* [EXERCISE TASK]
Go through the records below line by line, counting those that contain the word "Monsieur"; answer with the count only.

- - - - -

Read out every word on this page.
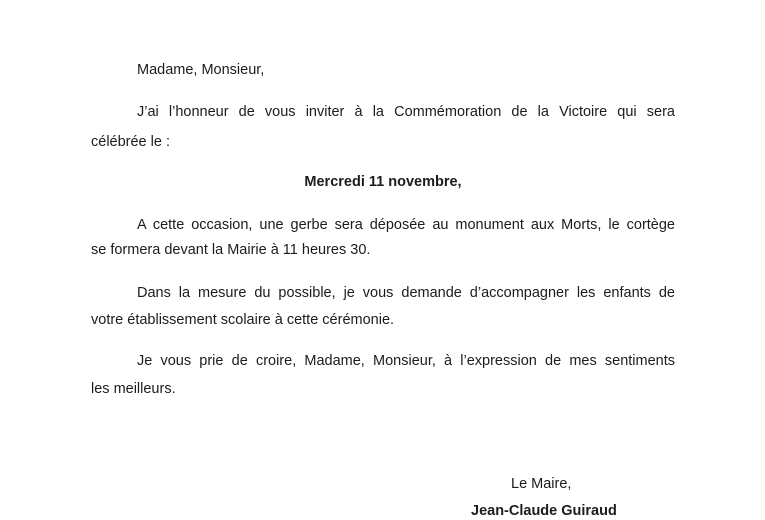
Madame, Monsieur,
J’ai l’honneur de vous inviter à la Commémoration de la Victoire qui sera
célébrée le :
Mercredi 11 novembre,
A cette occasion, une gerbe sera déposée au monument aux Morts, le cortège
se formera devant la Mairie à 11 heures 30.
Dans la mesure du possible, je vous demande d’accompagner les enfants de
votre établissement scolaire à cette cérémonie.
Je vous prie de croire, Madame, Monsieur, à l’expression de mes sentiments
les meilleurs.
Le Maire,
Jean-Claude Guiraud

- - - - -

* [RESULT BELOW]
2